# Given request
Reply only with how many lines contain the word "刻画人物形象的方法".
======== Extracted information ========
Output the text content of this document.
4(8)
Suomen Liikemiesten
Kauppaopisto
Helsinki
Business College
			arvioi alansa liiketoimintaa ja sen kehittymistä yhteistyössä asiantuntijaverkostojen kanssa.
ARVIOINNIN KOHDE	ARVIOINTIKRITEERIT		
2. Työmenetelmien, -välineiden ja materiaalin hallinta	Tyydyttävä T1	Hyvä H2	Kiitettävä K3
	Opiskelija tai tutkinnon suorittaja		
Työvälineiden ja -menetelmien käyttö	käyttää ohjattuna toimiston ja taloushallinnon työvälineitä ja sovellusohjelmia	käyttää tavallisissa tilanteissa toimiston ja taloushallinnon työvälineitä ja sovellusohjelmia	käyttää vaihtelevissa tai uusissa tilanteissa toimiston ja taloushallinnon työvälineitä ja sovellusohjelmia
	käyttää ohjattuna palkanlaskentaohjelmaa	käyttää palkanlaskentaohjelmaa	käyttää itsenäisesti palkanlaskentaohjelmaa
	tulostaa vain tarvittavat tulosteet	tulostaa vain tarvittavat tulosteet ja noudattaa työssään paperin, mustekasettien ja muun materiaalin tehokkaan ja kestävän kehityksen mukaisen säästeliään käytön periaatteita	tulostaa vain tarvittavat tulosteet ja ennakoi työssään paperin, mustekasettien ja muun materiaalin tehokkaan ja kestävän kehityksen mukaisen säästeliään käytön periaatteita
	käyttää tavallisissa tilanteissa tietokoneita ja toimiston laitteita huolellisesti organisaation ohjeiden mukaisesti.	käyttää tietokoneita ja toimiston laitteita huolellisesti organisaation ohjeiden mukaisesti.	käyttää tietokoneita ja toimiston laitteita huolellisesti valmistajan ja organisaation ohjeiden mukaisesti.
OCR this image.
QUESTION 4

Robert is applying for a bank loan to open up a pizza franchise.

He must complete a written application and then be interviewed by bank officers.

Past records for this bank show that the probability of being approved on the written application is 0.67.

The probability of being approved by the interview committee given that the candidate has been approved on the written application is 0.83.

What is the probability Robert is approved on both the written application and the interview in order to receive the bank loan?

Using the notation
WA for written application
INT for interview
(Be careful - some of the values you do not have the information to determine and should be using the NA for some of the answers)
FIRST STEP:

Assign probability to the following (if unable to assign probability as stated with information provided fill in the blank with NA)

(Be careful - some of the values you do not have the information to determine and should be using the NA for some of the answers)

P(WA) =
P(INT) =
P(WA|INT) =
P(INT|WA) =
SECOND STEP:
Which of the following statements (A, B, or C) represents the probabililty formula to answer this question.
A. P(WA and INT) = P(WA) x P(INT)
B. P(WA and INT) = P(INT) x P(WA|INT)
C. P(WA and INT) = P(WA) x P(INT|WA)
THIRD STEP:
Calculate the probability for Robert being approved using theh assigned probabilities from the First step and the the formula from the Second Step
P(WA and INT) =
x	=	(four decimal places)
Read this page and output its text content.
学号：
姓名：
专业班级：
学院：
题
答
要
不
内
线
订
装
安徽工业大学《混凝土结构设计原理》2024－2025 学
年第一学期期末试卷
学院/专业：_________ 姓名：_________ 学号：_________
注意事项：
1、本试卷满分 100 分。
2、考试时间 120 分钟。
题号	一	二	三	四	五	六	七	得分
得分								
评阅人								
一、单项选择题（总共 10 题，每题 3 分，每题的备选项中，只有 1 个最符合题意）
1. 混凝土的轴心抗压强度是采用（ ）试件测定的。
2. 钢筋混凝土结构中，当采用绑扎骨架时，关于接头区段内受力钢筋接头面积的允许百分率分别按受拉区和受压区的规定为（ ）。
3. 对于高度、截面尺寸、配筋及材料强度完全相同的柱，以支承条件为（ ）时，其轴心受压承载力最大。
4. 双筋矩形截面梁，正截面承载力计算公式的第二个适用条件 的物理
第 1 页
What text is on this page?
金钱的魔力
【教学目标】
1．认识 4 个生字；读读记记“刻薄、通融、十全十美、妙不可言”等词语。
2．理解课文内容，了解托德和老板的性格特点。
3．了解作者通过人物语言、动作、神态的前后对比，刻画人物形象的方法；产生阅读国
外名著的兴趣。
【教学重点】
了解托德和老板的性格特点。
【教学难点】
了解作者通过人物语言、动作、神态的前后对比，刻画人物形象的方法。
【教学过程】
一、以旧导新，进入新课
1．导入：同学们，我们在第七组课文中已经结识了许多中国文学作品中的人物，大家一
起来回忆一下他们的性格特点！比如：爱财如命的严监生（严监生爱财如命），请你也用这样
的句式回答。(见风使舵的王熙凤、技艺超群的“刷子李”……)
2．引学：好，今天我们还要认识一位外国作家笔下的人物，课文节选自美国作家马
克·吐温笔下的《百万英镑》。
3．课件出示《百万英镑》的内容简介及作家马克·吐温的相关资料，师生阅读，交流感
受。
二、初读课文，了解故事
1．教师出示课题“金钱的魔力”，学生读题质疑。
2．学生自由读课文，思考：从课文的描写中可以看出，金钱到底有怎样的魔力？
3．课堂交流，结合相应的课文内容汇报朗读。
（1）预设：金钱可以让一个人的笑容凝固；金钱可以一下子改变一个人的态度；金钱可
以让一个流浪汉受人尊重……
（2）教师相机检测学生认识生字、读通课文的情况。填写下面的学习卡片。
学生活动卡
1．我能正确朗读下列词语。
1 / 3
========
# Correct answer
2